## Challenge
Search the data below for "большой"; list each line that holds it.

****************

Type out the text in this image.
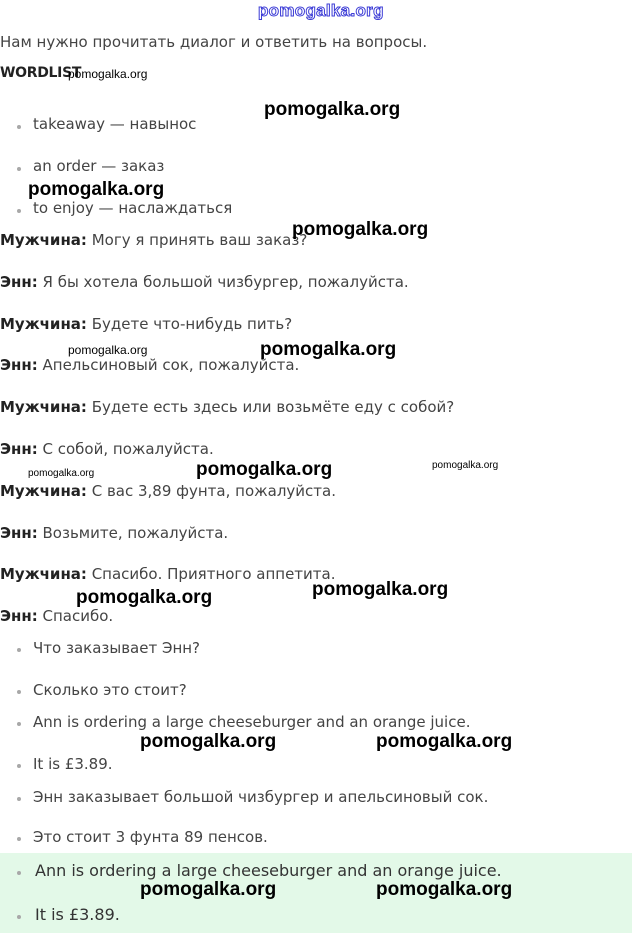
pomogalka.org
Нам нужно прочитать диалог и ответить на вопросы.
WORDLIST
takeaway — навынос
an order — заказ
to enjoy — наслаждаться
Мужчина: Могу я принять ваш заказ?
Энн: Я бы хотела большой чизбургер, пожалуйста.
Мужчина: Будете что-нибудь пить?
Энн: Апельсиновый сок, пожалуйста.
Мужчина: Будете есть здесь или возьмёте еду с собой?
Энн: С собой, пожалуйста.
Мужчина: С вас 3,89 фунта, пожалуйста.
Энн: Возьмите, пожалуйста.
Мужчина: Спасибо. Приятного аппетита.
Энн: Спасибо.
Что заказывает Энн?
Сколько это стоит?
Ann is ordering a large cheeseburger and an orange juice.
It is £3.89.
Энн заказывает большой чизбургер и апельсиновый сок.
Это стоит 3 фунта 89 пенсов.
Ann is ordering a large cheeseburger and an orange juice.
It is £3.89.
pomogalka.org
pomogalka.org
pomogalka.org
pomogalka.org
pomogalka.org	pomogalka.org
pomogalka.org
pomogalka.org
pomogalka.org
pomogalka.org
pomogalka.org
pomogalka.org	pomogalka.org
pomogalka.org	pomogalka.org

****************

## Full solution
Энн: Я бы хотела большой чизбургер, пожалуйста.
Энн заказывает большой чизбургер и апельсиновый сок.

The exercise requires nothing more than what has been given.